## [Your instructions]
Skip all pictures, then print the remaining material exactly.

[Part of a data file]
########################################

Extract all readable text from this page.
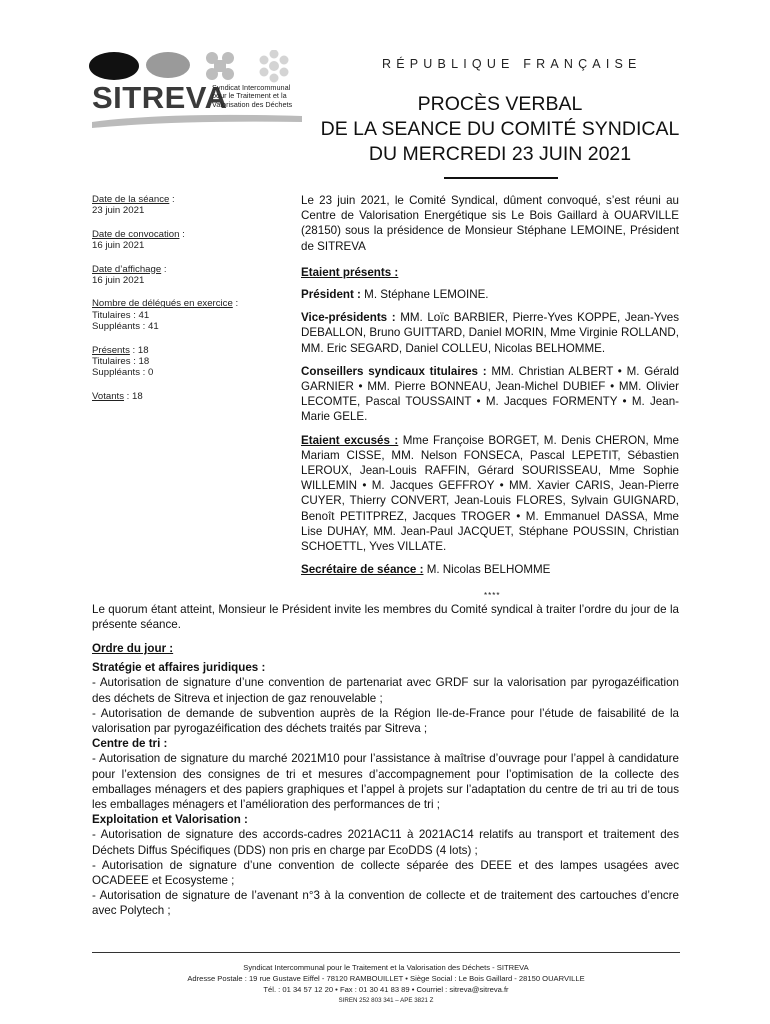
SITREVA
Syndicat Intercommunal
pour le Traitement et la
Valorisation des Déchets
RÉPUBLIQUE FRANÇAISE
PROCÈS VERBAL
DE LA SEANCE DU COMITÉ SYNDICAL
DU MERCREDI 23 JUIN 2021
Date de la séance :
23 juin 2021
Date de convocation :
16 juin 2021
Date d’affichage :
16 juin 2021
Nombre de délégués en exercice :
Titulaires : 41
Suppléants : 41
Présents : 18
Titulaires : 18
Suppléants : 0
Votants : 18

Le 23 juin 2021, le Comité Syndical, dûment convoqué, s’est réuni au Centre de Valorisation Energétique sis Le Bois Gaillard à OUARVILLE (28150) sous la présidence de Monsieur Stéphane LEMOINE, Président de SITREVA

Etaient présents :

Président : M. Stéphane LEMOINE.

Vice-présidents : MM. Loïc BARBIER, Pierre-Yves KOPPE, Jean-Yves DEBALLON, Bruno GUITTARD, Daniel MORIN, Mme Virginie ROLLAND, MM. Eric SEGARD, Daniel COLLEU, Nicolas BELHOMME.

Conseillers syndicaux titulaires : MM. Christian ALBERT • M. Gérald GARNIER • MM. Pierre BONNEAU, Jean-Michel DUBIEF • MM. Olivier LECOMTE, Pascal TOUSSAINT • M. Jacques FORMENTY • M. Jean-Marie GELE.

Etaient excusés : Mme Françoise BORGET, M. Denis CHERON, Mme Mariam CISSE, MM. Nelson FONSECA, Pascal LEPETIT, Sébastien LEROUX, Jean-Louis RAFFIN, Gérard SOURISSEAU, Mme Sophie WILLEMIN • M. Jacques GEFFROY • MM. Xavier CARIS, Jean-Pierre CUYER, Thierry CONVERT, Jean-Louis FLORES, Sylvain GUIGNARD, Benoît PETITPREZ, Jacques TROGER • M. Emmanuel DASSA, Mme Lise DUHAY, MM. Jean-Paul JACQUET, Stéphane POUSSIN, Christian SCHOETTL, Yves VILLATE.

Secrétaire de séance : M. Nicolas BELHOMME

****
Le quorum étant atteint, Monsieur le Président invite les membres du Comité syndical à traiter l’ordre du jour de la présente séance.
Ordre du jour :
Stratégie et affaires juridiques :
- Autorisation de signature d’une convention de partenariat avec GRDF sur la valorisation par pyrogazéification des déchets de Sitreva et injection de gaz renouvelable ;
- Autorisation de demande de subvention auprès de la Région Ile-de-France pour l’étude de faisabilité de la valorisation par pyrogazéification des déchets traités par Sitreva ;
Centre de tri :
- Autorisation de signature du marché 2021M10 pour l’assistance à maîtrise d’ouvrage pour l’appel à candidature pour l’extension des consignes de tri et mesures d’accompagnement pour l’optimisation de la collecte des emballages ménagers et des papiers graphiques et l’appel à projets sur l’adaptation du centre de tri au tri de tous les emballages ménagers et l’amélioration des performances de tri ;
Exploitation et Valorisation :
- Autorisation de signature des accords-cadres 2021AC11 à 2021AC14 relatifs au transport et traitement des Déchets Diffus Spécifiques (DDS) non pris en charge par EcoDDS (4 lots) ;
- Autorisation de signature d’une convention de collecte séparée des DEEE et des lampes usagées avec OCADEEE et Ecosysteme ;
- Autorisation de signature de l’avenant n°3 à la convention de collecte et de traitement des cartouches d’encre avec Polytech ;
Syndicat Intercommunal pour le Traitement et la Valorisation des Déchets - SITREVA
Adresse Postale : 19 rue Gustave Eiffel - 78120 RAMBOUILLET • Siège Social : Le Bois Gaillard - 28150 OUARVILLE
Tél. : 01 34 57 12 20 • Fax : 01 30 41 83 89 • Courriel : sitreva@sitreva.fr
SIREN 252 803 341 – APE 3821 Z
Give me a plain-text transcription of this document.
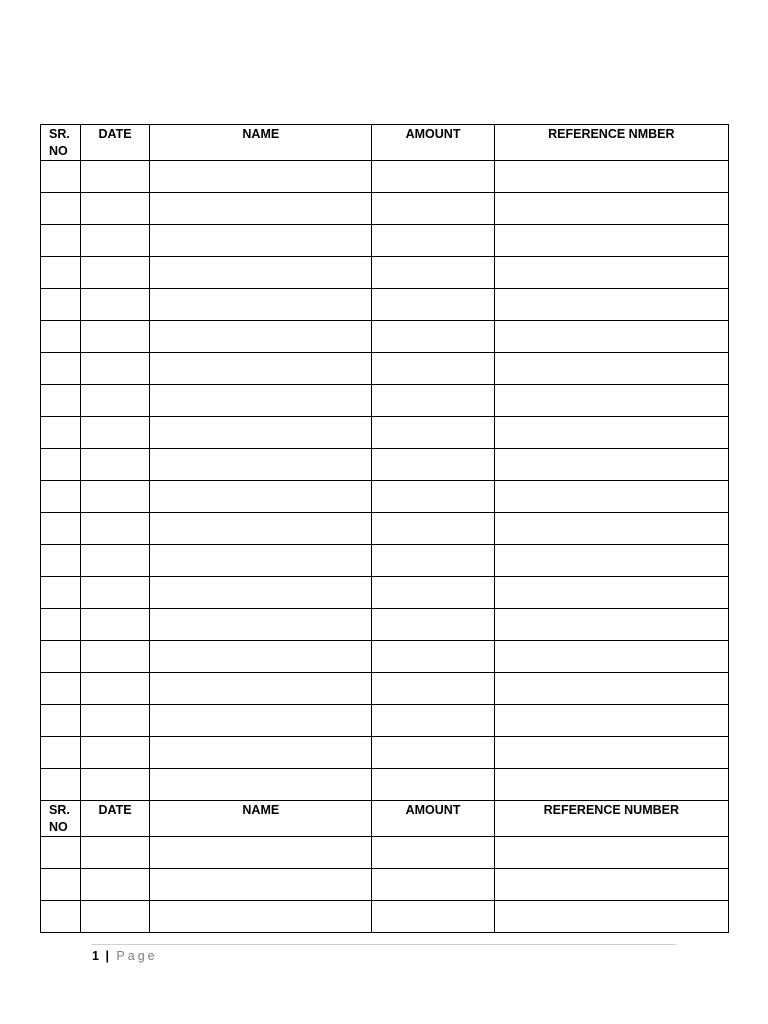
SR.
NO	DATE	NAME	AMOUNT	REFERENCE NMBER

SR.
NO	DATE	NAME	AMOUNT	REFERENCE NUMBER

1 | Page
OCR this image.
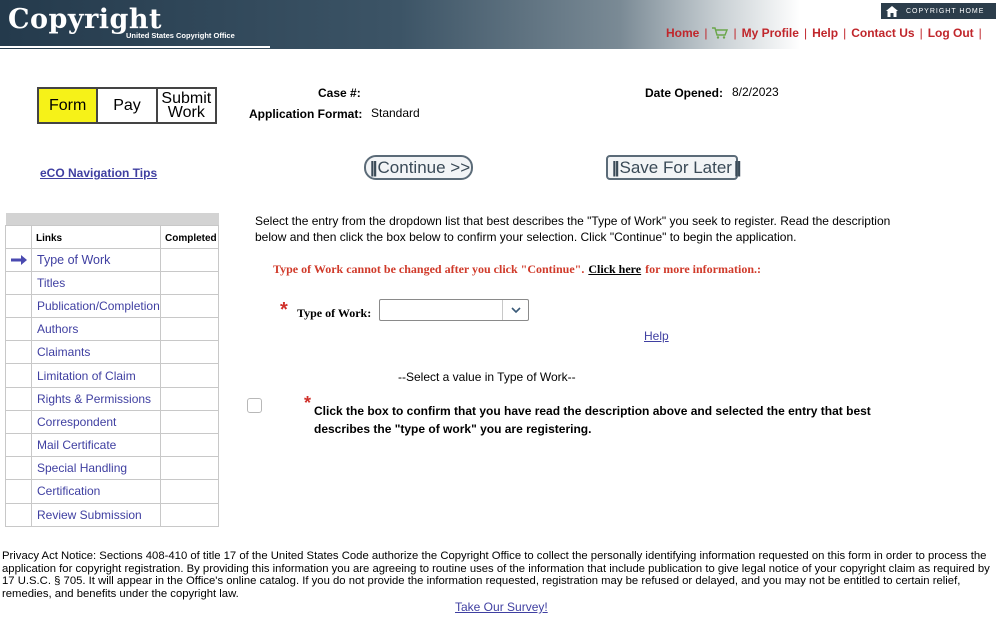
Copyright
United States Copyright Office
COPYRIGHT HOME
Home | | My Profile | Help | Contact Us | Log Out |
Form	Pay	Submit Work
eCO Navigation Tips

	Links	Completed
	Type of Work	
	Titles	
	Publication/Completion	
	Authors	
	Claimants	
	Limitation of Claim	
	Rights & Permissions	
	Correspondent	
	Mail Certificate	
	Special Handling	
	Certification	
	Review Submission	
Case #:	Date Opened: 8/2/2023
Application Format: Standard
|| Continue >>	|| Save For Later ||
Select the entry from the dropdown list that best describes the "Type of Work" you seek to register. Read the description below and then click the box below to confirm your selection. Click "Continue" to begin the application.
Type of Work cannot be changed after you click "Continue". Click here for more information.:
* Type of Work:
Help
--Select a value in Type of Work--
* Click the box to confirm that you have read the description above and selected the entry that best describes the "type of work" you are registering.
Privacy Act Notice: Sections 408-410 of title 17 of the United States Code authorize the Copyright Office to collect the personally identifying information requested on this form in order to process the application for copyright registration. By providing this information you are agreeing to routine uses of the information that include publication to give legal notice of your copyright claim as required by 17 U.S.C. § 705. It will appear in the Office's online catalog. If you do not provide the information requested, registration may be refused or delayed, and you may not be entitled to certain relief, remedies, and benefits under the copyright law.
Take Our Survey!
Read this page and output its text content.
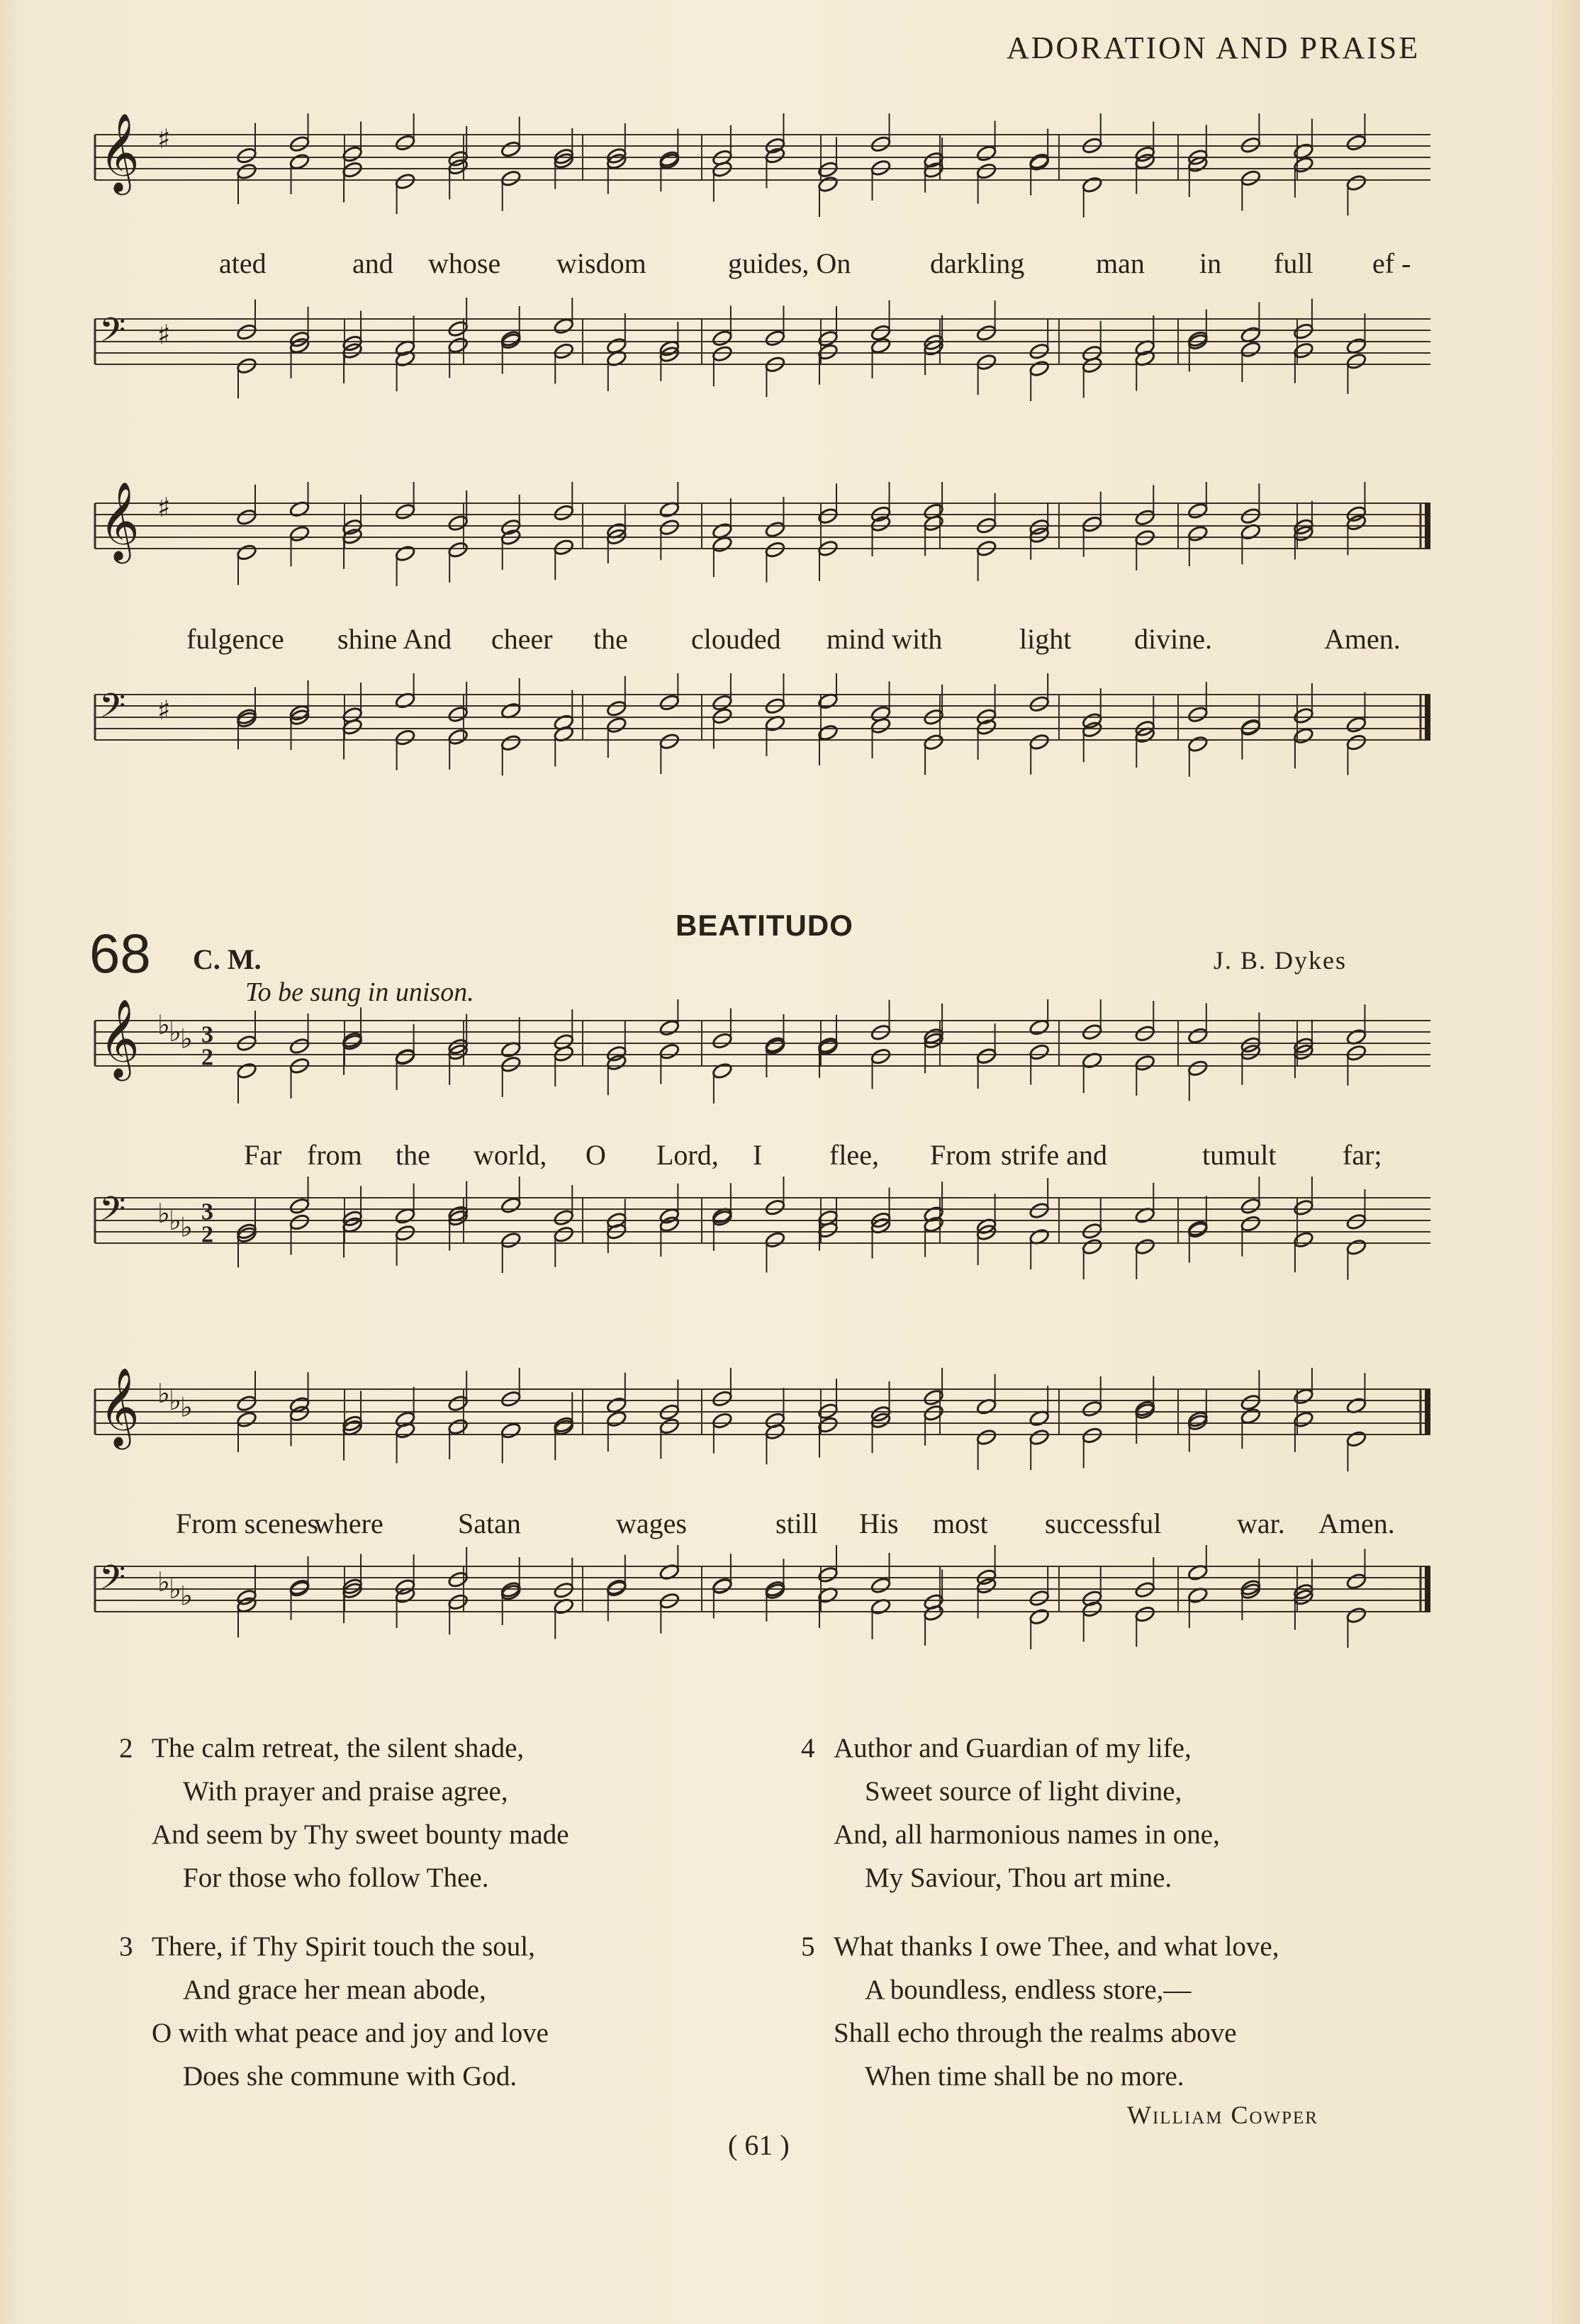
ADORATION AND PRAISE
𝄞 ♯
ated	and whose wisdom	guides, On	darkling	man in full ef -
𝄢 ♯
𝄞 ♯
fulgence shine And cheer the clouded mind with	light divine.	Amen.
𝄢 ♯
68 C. M.
BEATITUDO
J. B. Dykes
To be sung in unison.
𝄞 ♭
♭
♭ 3
2
Far from the world, O Lord, I flee, From strife and	tumult far;
𝄢 ♭
♭
♭ 3
2
𝄞 ♭
♭
♭
From scenes
where	Satan	wages	still His most successful	war. Amen.
𝄢 ♭
♭
♭
2 The calm retreat, the silent shade,
With prayer and praise agree,
And seem by Thy sweet bounty made
For those who follow Thee.
3 There, if Thy Spirit touch the soul,
And grace her mean abode,
O with what peace and joy and love
Does she commune with God.
4 Author and Guardian of my life,
Sweet source of light divine,
And, all harmonious names in one,
My Saviour, Thou art mine.
5 What thanks I owe Thee, and what love,
A boundless, endless store,—
Shall echo through the realms above
When time shall be no more.
William Cowper
( 61 )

########################################

## [Full solution]
Extract all readable text from this page.
SITREVA
Syndicat Intercommunal
pour le Traitement et la
Valorisation des Déchets
RÉPUBLIQUE FRANÇAISE
PROCÈS VERBAL
DE LA SEANCE DU COMITÉ SYNDICAL
DU MERCREDI 23 JUIN 2021
Date de la séance :
23 juin 2021
Date de convocation :
16 juin 2021
Date d’affichage :
16 juin 2021
Nombre de délégués en exercice :
Titulaires : 41
Suppléants : 41
Présents : 18
Titulaires : 18
Suppléants : 0
Votants : 18

Le 23 juin 2021, le Comité Syndical, dûment convoqué, s’est réuni au Centre de Valorisation Energétique sis Le Bois Gaillard à OUARVILLE (28150) sous la présidence de Monsieur Stéphane LEMOINE, Président de SITREVA

Etaient présents :

Président : M. Stéphane LEMOINE.

Vice-présidents : MM. Loïc BARBIER, Pierre-Yves KOPPE, Jean-Yves DEBALLON, Bruno GUITTARD, Daniel MORIN, Mme Virginie ROLLAND, MM. Eric SEGARD, Daniel COLLEU, Nicolas BELHOMME.

Conseillers syndicaux titulaires : MM. Christian ALBERT • M. Gérald GARNIER • MM. Pierre BONNEAU, Jean-Michel DUBIEF • MM. Olivier LECOMTE, Pascal TOUSSAINT • M. Jacques FORMENTY • M. Jean-Marie GELE.

Etaient excusés : Mme Françoise BORGET, M. Denis CHERON, Mme Mariam CISSE, MM. Nelson FONSECA, Pascal LEPETIT, Sébastien LEROUX, Jean-Louis RAFFIN, Gérard SOURISSEAU, Mme Sophie WILLEMIN • M. Jacques GEFFROY • MM. Xavier CARIS, Jean-Pierre CUYER, Thierry CONVERT, Jean-Louis FLORES, Sylvain GUIGNARD, Benoît PETITPREZ, Jacques TROGER • M. Emmanuel DASSA, Mme Lise DUHAY, MM. Jean-Paul JACQUET, Stéphane POUSSIN, Christian SCHOETTL, Yves VILLATE.

Secrétaire de séance : M. Nicolas BELHOMME

****
Le quorum étant atteint, Monsieur le Président invite les membres du Comité syndical à traiter l’ordre du jour de la présente séance.
Ordre du jour :
Stratégie et affaires juridiques :
- Autorisation de signature d’une convention de partenariat avec GRDF sur la valorisation par pyrogazéification des déchets de Sitreva et injection de gaz renouvelable ;
- Autorisation de demande de subvention auprès de la Région Ile-de-France pour l’étude de faisabilité de la valorisation par pyrogazéification des déchets traités par Sitreva ;
Centre de tri :
- Autorisation de signature du marché 2021M10 pour l’assistance à maîtrise d’ouvrage pour l’appel à candidature pour l’extension des consignes de tri et mesures d’accompagnement pour l’optimisation de la collecte des emballages ménagers et des papiers graphiques et l’appel à projets sur l’adaptation du centre de tri au tri de tous les emballages ménagers et l’amélioration des performances de tri ;
Exploitation et Valorisation :
- Autorisation de signature des accords-cadres 2021AC11 à 2021AC14 relatifs au transport et traitement des Déchets Diffus Spécifiques (DDS) non pris en charge par EcoDDS (4 lots) ;
- Autorisation de signature d’une convention de collecte séparée des DEEE et des lampes usagées avec OCADEEE et Ecosysteme ;
- Autorisation de signature de l’avenant n°3 à la convention de collecte et de traitement des cartouches d’encre avec Polytech ;
Syndicat Intercommunal pour le Traitement et la Valorisation des Déchets - SITREVA
Adresse Postale : 19 rue Gustave Eiffel - 78120 RAMBOUILLET • Siège Social : Le Bois Gaillard - 28150 OUARVILLE
Tél. : 01 34 57 12 20 • Fax : 01 30 41 83 89 • Courriel : sitreva@sitreva.fr
SIREN 252 803 341 – APE 3821 Z
Give me a plain-text transcription of this document.
SR.
NO	DATE	NAME	AMOUNT	REFERENCE NMBER

SR.
NO	DATE	NAME	AMOUNT	REFERENCE NUMBER

1 | Page
OCR this image.
Copyright
United States Copyright Office
COPYRIGHT HOME
Home | | My Profile | Help | Contact Us | Log Out |
Form	Pay	Submit Work
eCO Navigation Tips

	Links	Completed
	Type of Work	
	Titles	
	Publication/Completion	
	Authors	
	Claimants	
	Limitation of Claim	
	Rights & Permissions	
	Correspondent	
	Mail Certificate	
	Special Handling	
	Certification	
	Review Submission	
Case #:	Date Opened: 8/2/2023
Application Format: Standard
|| Continue >>	|| Save For Later ||
Select the entry from the dropdown list that best describes the "Type of Work" you seek to register. Read the description below and then click the box below to confirm your selection. Click "Continue" to begin the application.
Type of Work cannot be changed after you click "Continue". Click here for more information.:
* Type of Work:
Help
--Select a value in Type of Work--
* Click the box to confirm that you have read the description above and selected the entry that best describes the "type of work" you are registering.
Privacy Act Notice: Sections 408-410 of title 17 of the United States Code authorize the Copyright Office to collect the personally identifying information requested on this form in order to process the application for copyright registration. By providing this information you are agreeing to routine uses of the information that include publication to give legal notice of your copyright claim as required by 17 U.S.C. § 705. It will appear in the Office's online catalog. If you do not provide the information requested, registration may be refused or delayed, and you may not be entitled to certain relief, remedies, and benefits under the copyright law.
Take Our Survey!
Read this page and output its text content.
ADORATION AND PRAISE
𝄞 ♯
ated	and whose wisdom	guides, On	darkling	man in full ef -
𝄢 ♯
𝄞 ♯
fulgence shine And cheer the clouded mind with	light divine.	Amen.
𝄢 ♯
68 C. M.
BEATITUDO
J. B. Dykes
To be sung in unison.
𝄞 ♭
♭
♭ 3
2
Far from the world, O Lord, I flee, From strife and	tumult far;
𝄢 ♭
♭
♭ 3
2
𝄞 ♭
♭
♭
From scenes
where	Satan	wages	still His most successful	war. Amen.
𝄢 ♭
♭
♭
2 The calm retreat, the silent shade,
With prayer and praise agree,
And seem by Thy sweet bounty made
For those who follow Thee.
3 There, if Thy Spirit touch the soul,
And grace her mean abode,
O with what peace and joy and love
Does she commune with God.
4 Author and Guardian of my life,
Sweet source of light divine,
And, all harmonious names in one,
My Saviour, Thou art mine.
5 What thanks I owe Thee, and what love,
A boundless, endless store,—
Shall echo through the realms above
When time shall be no more.
William Cowper
( 61 )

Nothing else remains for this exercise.